◆ **DIRECTIONS FOR THIS TASK**
Copy every line in which the string "Employment" occurs.

-- start of DATA ENTRIES --

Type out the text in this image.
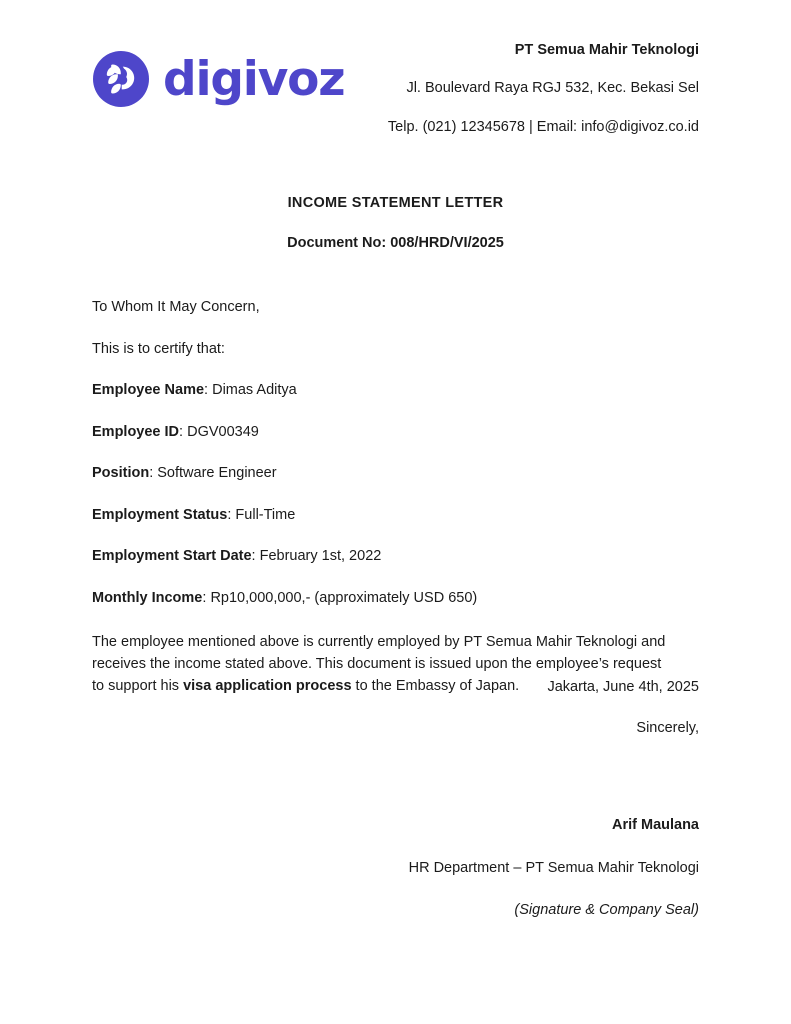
digivoz
PT Semua Mahir Teknologi
Jl. Boulevard Raya RGJ 532, Kec. Bekasi Sel
Telp. (021) 12345678 | Email: info@digivoz.co.id
INCOME STATEMENT LETTER
Document No: 008/HRD/VI/2025
To Whom It May Concern,
This is to certify that:
Employee Name: Dimas Aditya
Employee ID: DGV00349
Position: Software Engineer
Employment Status: Full-Time
Employment Start Date: February 1st, 2022
Monthly Income: Rp10,000,000,- (approximately USD 650)
The employee mentioned above is currently employed by PT Semua Mahir Teknologi and receives the income stated above. This document is issued upon the employee’s request to support his visa application process to the Embassy of Japan.	Jakarta, June 4th, 2025
Sincerely,
Arif Maulana
HR Department – PT Semua Mahir Teknologi
(Signature & Company Seal)
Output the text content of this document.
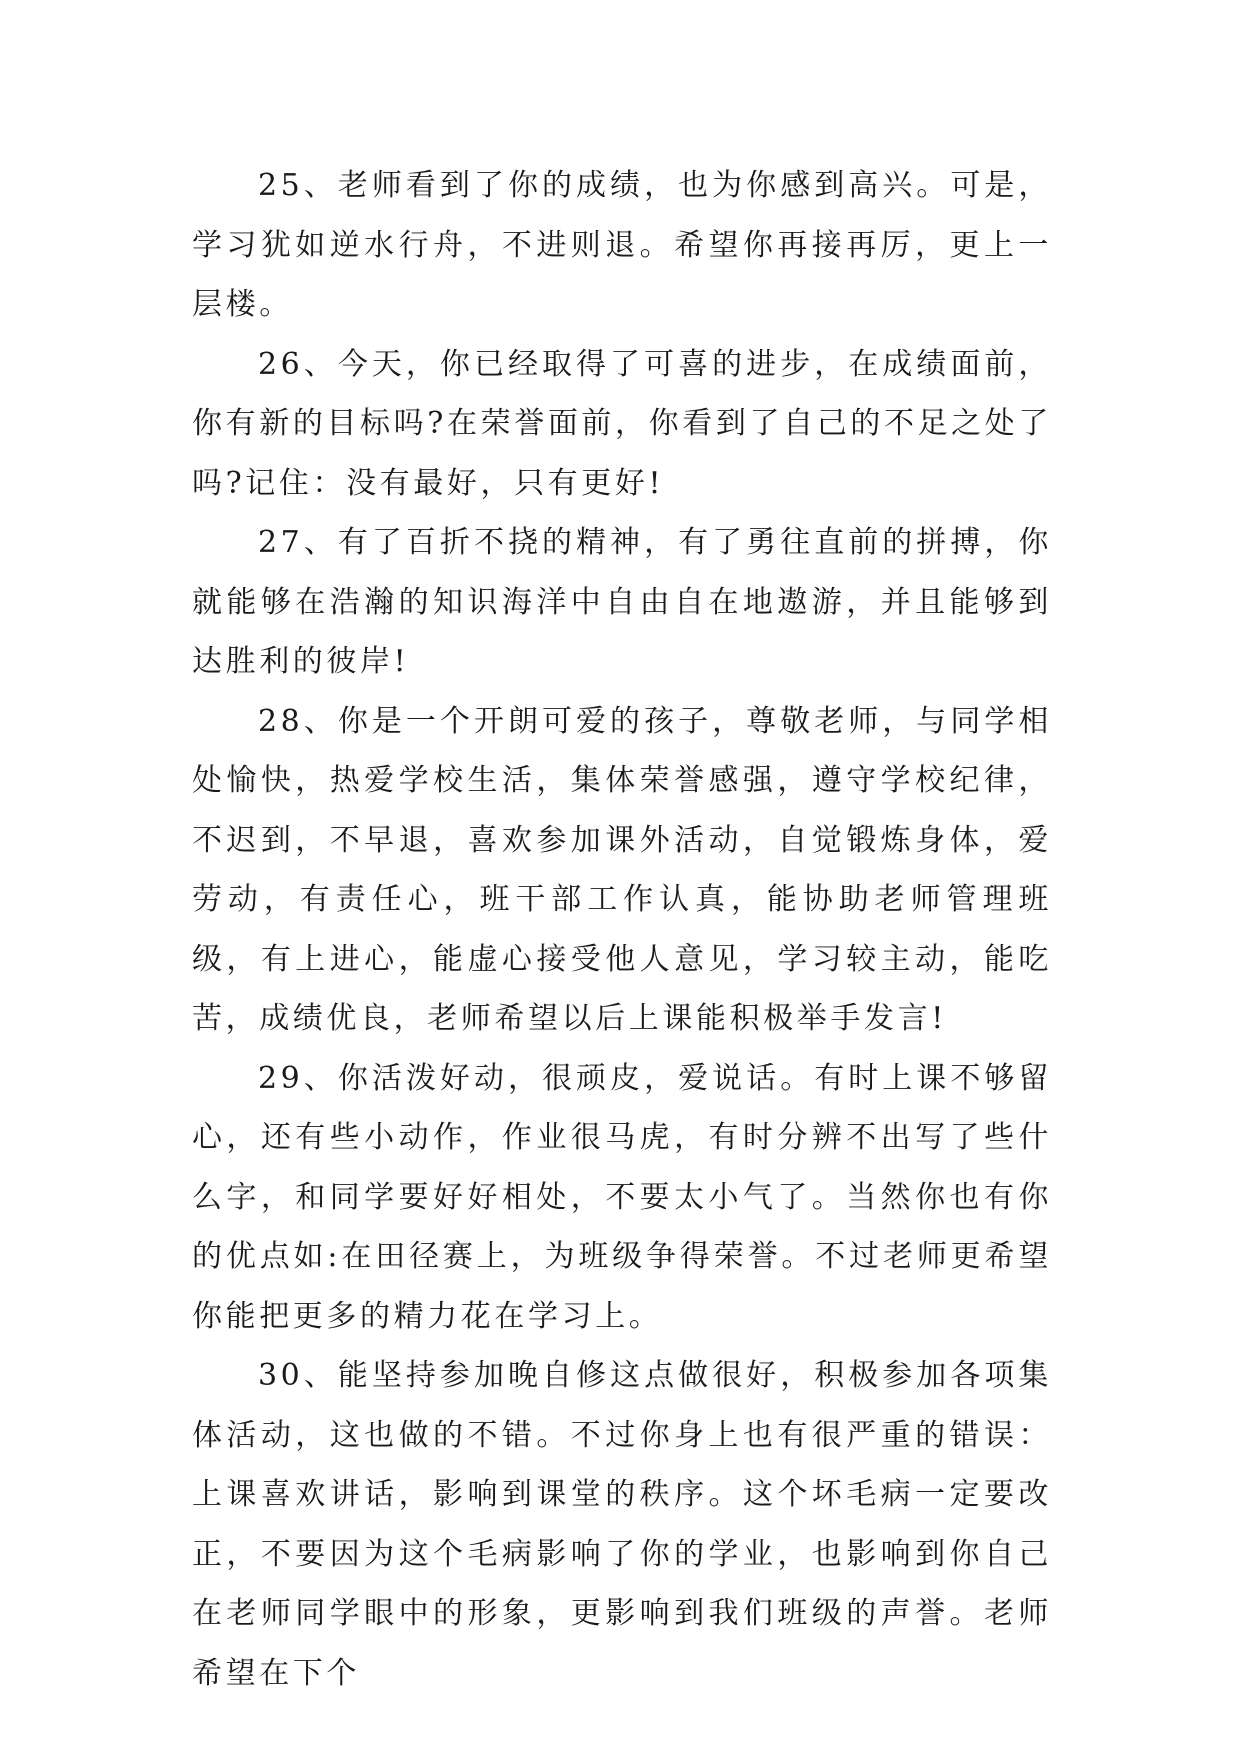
25、老师看到了你的成绩，也为你感到高兴。可是，学习犹如逆水行舟，不进则退。希望你再接再厉，更上一层楼。

26、今天，你已经取得了可喜的进步，在成绩面前，你有新的目标吗?在荣誉面前，你看到了自己的不足之处了吗?记住：没有最好，只有更好!

27、有了百折不挠的精神，有了勇往直前的拼搏，你就能够在浩瀚的知识海洋中自由自在地遨游，并且能够到达胜利的彼岸!

28、你是一个开朗可爱的孩子，尊敬老师，与同学相处愉快，热爱学校生活，集体荣誉感强，遵守学校纪律，不迟到，不早退，喜欢参加课外活动，自觉锻炼身体，爱劳动，有责任心，班干部工作认真，能协助老师管理班级，有上进心，能虚心接受他人意见，学习较主动，能吃苦，成绩优良，老师希望以后上课能积极举手发言!

29、你活泼好动，很顽皮，爱说话。有时上课不够留心，还有些小动作，作业很马虎，有时分辨不出写了些什么字，和同学要好好相处，不要太小气了。当然你也有你的优点如:在田径赛上，为班级争得荣誉。不过老师更希望你能把更多的精力花在学习上。

30、能坚持参加晚自修这点做很好，积极参加各项集体活动，这也做的不错。不过你身上也有很严重的错误：上课喜欢讲话，影响到课堂的秩序。这个坏毛病一定要改正，不要因为这个毛病影响了你的学业，也影响到你自己在老师同学眼中的形象，更影响到我们班级的声誉。老师希望在下个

-- end of DATA ENTRIES --

◆ **RESPONSE TO THE TASK**
Employment Status: Full-Time
Employment Start Date: February 1st, 2022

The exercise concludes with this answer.